§ **SOURCE DATA**:
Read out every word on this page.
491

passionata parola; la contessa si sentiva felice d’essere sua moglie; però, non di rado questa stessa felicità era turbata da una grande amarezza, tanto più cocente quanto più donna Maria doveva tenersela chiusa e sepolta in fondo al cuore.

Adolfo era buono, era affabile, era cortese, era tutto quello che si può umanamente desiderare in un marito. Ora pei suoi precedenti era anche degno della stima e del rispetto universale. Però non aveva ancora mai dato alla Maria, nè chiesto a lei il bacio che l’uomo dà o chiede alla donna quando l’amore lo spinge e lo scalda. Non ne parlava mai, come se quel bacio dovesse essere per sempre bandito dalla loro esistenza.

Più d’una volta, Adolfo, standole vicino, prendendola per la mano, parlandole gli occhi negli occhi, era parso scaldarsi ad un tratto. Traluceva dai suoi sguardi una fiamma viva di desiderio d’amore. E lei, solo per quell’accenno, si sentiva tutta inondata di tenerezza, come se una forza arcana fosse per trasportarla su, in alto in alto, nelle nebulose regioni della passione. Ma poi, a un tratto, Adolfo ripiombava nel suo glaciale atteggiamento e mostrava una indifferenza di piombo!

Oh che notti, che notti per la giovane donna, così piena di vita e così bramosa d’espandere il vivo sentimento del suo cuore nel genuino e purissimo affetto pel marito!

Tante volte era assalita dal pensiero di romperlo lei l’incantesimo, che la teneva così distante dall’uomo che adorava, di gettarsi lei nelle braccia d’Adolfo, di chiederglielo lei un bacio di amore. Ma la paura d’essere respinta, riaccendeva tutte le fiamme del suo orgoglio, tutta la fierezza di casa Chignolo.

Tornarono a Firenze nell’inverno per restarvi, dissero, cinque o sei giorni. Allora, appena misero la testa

§ **EXERCISE AIM**:
Reproduce the material above exactly; please quote every line of it.

§ **SOLUTION TO THE PROBLEM**:
Read out every word on this page.
491

passionata parola; la contessa si sentiva felice d’essere sua moglie; però, non di rado questa stessa felicità era turbata da una grande amarezza, tanto più cocente quanto più donna Maria doveva tenersela chiusa e sepolta in fondo al cuore.

Adolfo era buono, era affabile, era cortese, era tutto quello che si può umanamente desiderare in un marito. Ora pei suoi precedenti era anche degno della stima e del rispetto universale. Però non aveva ancora mai dato alla Maria, nè chiesto a lei il bacio che l’uomo dà o chiede alla donna quando l’amore lo spinge e lo scalda. Non ne parlava mai, come se quel bacio dovesse essere per sempre bandito dalla loro esistenza.

Più d’una volta, Adolfo, standole vicino, prendendola per la mano, parlandole gli occhi negli occhi, era parso scaldarsi ad un tratto. Traluceva dai suoi sguardi una fiamma viva di desiderio d’amore. E lei, solo per quell’accenno, si sentiva tutta inondata di tenerezza, come se una forza arcana fosse per trasportarla su, in alto in alto, nelle nebulose regioni della passione. Ma poi, a un tratto, Adolfo ripiombava nel suo glaciale atteggiamento e mostrava una indifferenza di piombo!

Oh che notti, che notti per la giovane donna, così piena di vita e così bramosa d’espandere il vivo sentimento del suo cuore nel genuino e purissimo affetto pel marito!

Tante volte era assalita dal pensiero di romperlo lei l’incantesimo, che la teneva così distante dall’uomo che adorava, di gettarsi lei nelle braccia d’Adolfo, di chiederglielo lei un bacio di amore. Ma la paura d’essere respinta, riaccendeva tutte le fiamme del suo orgoglio, tutta la fierezza di casa Chignolo.

Tornarono a Firenze nell’inverno per restarvi, dissero, cinque o sei giorni. Allora, appena misero la testa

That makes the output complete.